Aim of the task. Read through the entries below and return each line with the word "year".

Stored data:
_ _ _ _ _
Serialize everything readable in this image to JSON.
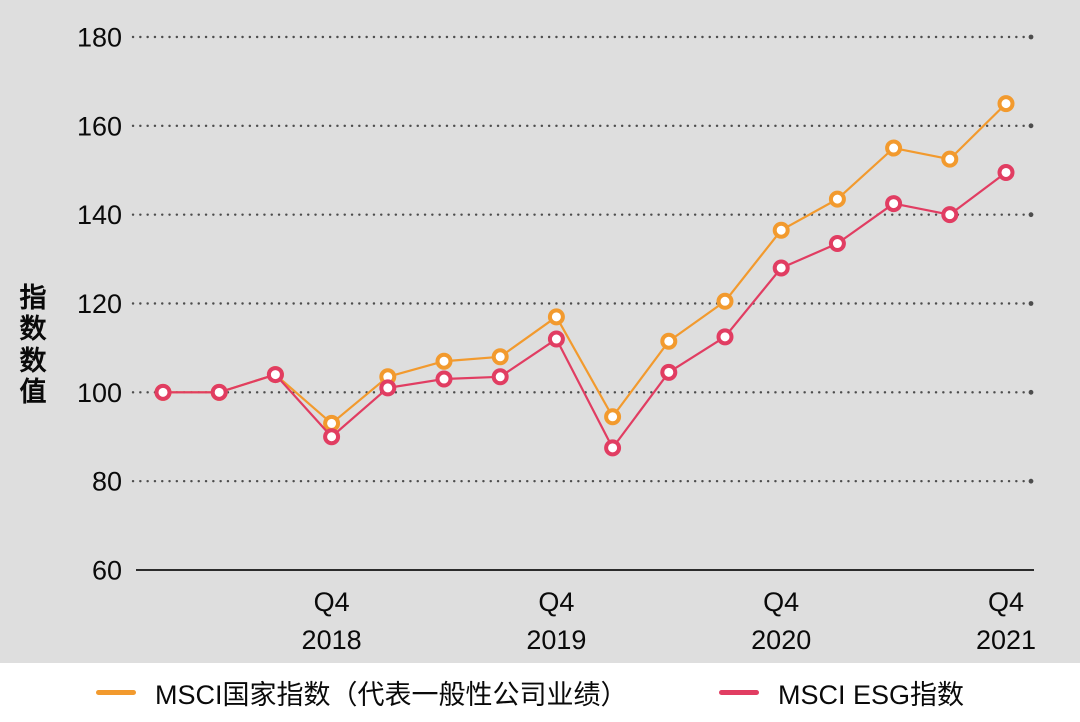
{
  "chart_data": {
    "type": "line",
    "title": "",
    "xlabel": "",
    "ylabel": "指数数值",
    "ylim": [
      60,
      180
    ],
    "y_ticks": [
      180,
      160,
      140,
      120,
      100,
      80,
      60
    ],
    "grid": "dotted-horizontal",
    "legend_position": "bottom",
    "categories": [
      "2018 Q1",
      "2018 Q2",
      "2018 Q3",
      "2018 Q4",
      "2019 Q1",
      "2019 Q2",
      "2019 Q3",
      "2019 Q4",
      "2020 Q1",
      "2020 Q2",
      "2020 Q3",
      "2020 Q4",
      "2021 Q1",
      "2021 Q2",
      "2021 Q3",
      "2021 Q4"
    ],
    "x_ticks": [
      {
        "quarter": "Q4",
        "year": "2018",
        "index": 3
      },
      {
        "quarter": "Q4",
        "year": "2019",
        "index": 7
      },
      {
        "quarter": "Q4",
        "year": "2020",
        "index": 11
      },
      {
        "quarter": "Q4",
        "year": "2021",
        "index": 15
      }
    ],
    "series": [
      {
        "name": "MSCI国家指数（代表一般性公司业绩）",
        "color": "#F29A2E",
        "values": [
          100,
          100,
          104,
          93,
          103.5,
          107,
          108,
          117,
          94.5,
          111.5,
          120.5,
          136.5,
          143.5,
          155,
          152.5,
          165
        ]
      },
      {
        "name": "MSCI ESG指数",
        "color": "#E13D62",
        "values": [
          100,
          100,
          104,
          90,
          101,
          103,
          103.5,
          112,
          87.5,
          104.5,
          112.5,
          128,
          133.5,
          142.5,
          140,
          149.5
        ]
      }
    ],
    "colors": {
      "background": "#DEDEDE",
      "text": "#0A0A0A",
      "grid": "#4D4D4D",
      "axis": "#2B2B2B"
    }
  }
}
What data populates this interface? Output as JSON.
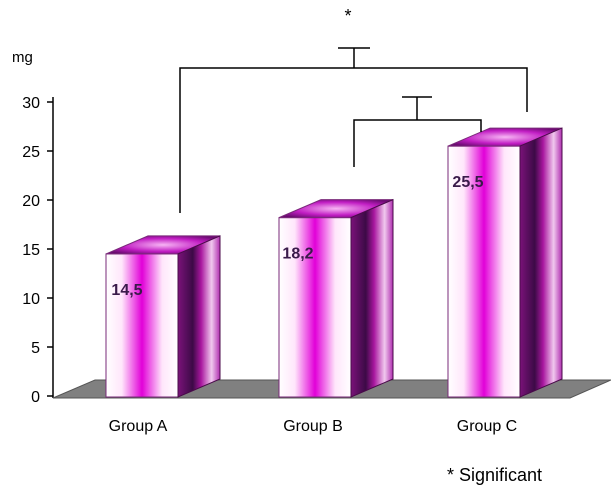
_ _ _ _ _
Final result.
        "year": "2018",
        "year": "2019",
        "year": "2020",
        "year": "2021",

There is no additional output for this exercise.